▸ Rows from a figure dataset:
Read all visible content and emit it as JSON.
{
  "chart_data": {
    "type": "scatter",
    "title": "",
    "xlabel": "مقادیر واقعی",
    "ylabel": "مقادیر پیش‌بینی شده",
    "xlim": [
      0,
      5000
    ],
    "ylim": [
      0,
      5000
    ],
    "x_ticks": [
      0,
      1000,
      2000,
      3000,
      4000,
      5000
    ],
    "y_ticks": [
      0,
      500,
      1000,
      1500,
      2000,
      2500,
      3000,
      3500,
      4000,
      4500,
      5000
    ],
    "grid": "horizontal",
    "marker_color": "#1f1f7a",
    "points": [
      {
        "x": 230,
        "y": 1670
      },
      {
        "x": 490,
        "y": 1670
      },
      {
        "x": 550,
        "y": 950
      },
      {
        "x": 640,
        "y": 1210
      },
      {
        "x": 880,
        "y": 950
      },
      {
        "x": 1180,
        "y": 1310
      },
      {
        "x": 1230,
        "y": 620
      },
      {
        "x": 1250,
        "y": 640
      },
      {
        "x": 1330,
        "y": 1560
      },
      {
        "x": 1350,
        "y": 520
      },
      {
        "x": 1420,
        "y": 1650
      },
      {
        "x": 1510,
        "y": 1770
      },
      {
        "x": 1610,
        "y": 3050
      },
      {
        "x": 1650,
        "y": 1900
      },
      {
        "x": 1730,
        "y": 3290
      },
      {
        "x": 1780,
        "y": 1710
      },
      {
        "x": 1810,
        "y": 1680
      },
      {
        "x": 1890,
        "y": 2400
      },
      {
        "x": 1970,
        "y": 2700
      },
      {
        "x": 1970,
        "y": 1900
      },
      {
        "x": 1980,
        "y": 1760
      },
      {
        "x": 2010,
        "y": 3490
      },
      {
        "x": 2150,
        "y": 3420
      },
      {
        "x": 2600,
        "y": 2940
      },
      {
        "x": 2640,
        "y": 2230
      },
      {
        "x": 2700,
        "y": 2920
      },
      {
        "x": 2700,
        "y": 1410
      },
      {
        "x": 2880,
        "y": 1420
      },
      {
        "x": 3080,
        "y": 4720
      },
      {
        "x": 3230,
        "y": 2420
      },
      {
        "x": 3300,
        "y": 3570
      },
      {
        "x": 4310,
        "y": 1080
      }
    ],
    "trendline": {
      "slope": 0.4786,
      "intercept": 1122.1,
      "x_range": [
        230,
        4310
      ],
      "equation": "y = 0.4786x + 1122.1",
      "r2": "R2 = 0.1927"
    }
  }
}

▸ STATED EXERCISE: Go through the data and return every record exactly.

▸ FINISHED ANSWER:
Read all visible content and emit it as JSON.
{
  "chart_data": {
    "type": "scatter",
    "title": "",
    "xlabel": "مقادیر واقعی",
    "ylabel": "مقادیر پیش‌بینی شده",
    "xlim": [
      0,
      5000
    ],
    "ylim": [
      0,
      5000
    ],
    "x_ticks": [
      0,
      1000,
      2000,
      3000,
      4000,
      5000
    ],
    "y_ticks": [
      0,
      500,
      1000,
      1500,
      2000,
      2500,
      3000,
      3500,
      4000,
      4500,
      5000
    ],
    "grid": "horizontal",
    "marker_color": "#1f1f7a",
    "points": [
      {
        "x": 230,
        "y": 1670
      },
      {
        "x": 490,
        "y": 1670
      },
      {
        "x": 550,
        "y": 950
      },
      {
        "x": 640,
        "y": 1210
      },
      {
        "x": 880,
        "y": 950
      },
      {
        "x": 1180,
        "y": 1310
      },
      {
        "x": 1230,
        "y": 620
      },
      {
        "x": 1250,
        "y": 640
      },
      {
        "x": 1330,
        "y": 1560
      },
      {
        "x": 1350,
        "y": 520
      },
      {
        "x": 1420,
        "y": 1650
      },
      {
        "x": 1510,
        "y": 1770
      },
      {
        "x": 1610,
        "y": 3050
      },
      {
        "x": 1650,
        "y": 1900
      },
      {
        "x": 1730,
        "y": 3290
      },
      {
        "x": 1780,
        "y": 1710
      },
      {
        "x": 1810,
        "y": 1680
      },
      {
        "x": 1890,
        "y": 2400
      },
      {
        "x": 1970,
        "y": 2700
      },
      {
        "x": 1970,
        "y": 1900
      },
      {
        "x": 1980,
        "y": 1760
      },
      {
        "x": 2010,
        "y": 3490
      },
      {
        "x": 2150,
        "y": 3420
      },
      {
        "x": 2600,
        "y": 2940
      },
      {
        "x": 2640,
        "y": 2230
      },
      {
        "x": 2700,
        "y": 2920
      },
      {
        "x": 2700,
        "y": 1410
      },
      {
        "x": 2880,
        "y": 1420
      },
      {
        "x": 3080,
        "y": 4720
      },
      {
        "x": 3230,
        "y": 2420
      },
      {
        "x": 3300,
        "y": 3570
      },
      {
        "x": 4310,
        "y": 1080
      }
    ],
    "trendline": {
      "slope": 0.4786,
      "intercept": 1122.1,
      "x_range": [
        230,
        4310
      ],
      "equation": "y = 0.4786x + 1122.1",
      "r2": "R2 = 0.1927"
    }
  }
}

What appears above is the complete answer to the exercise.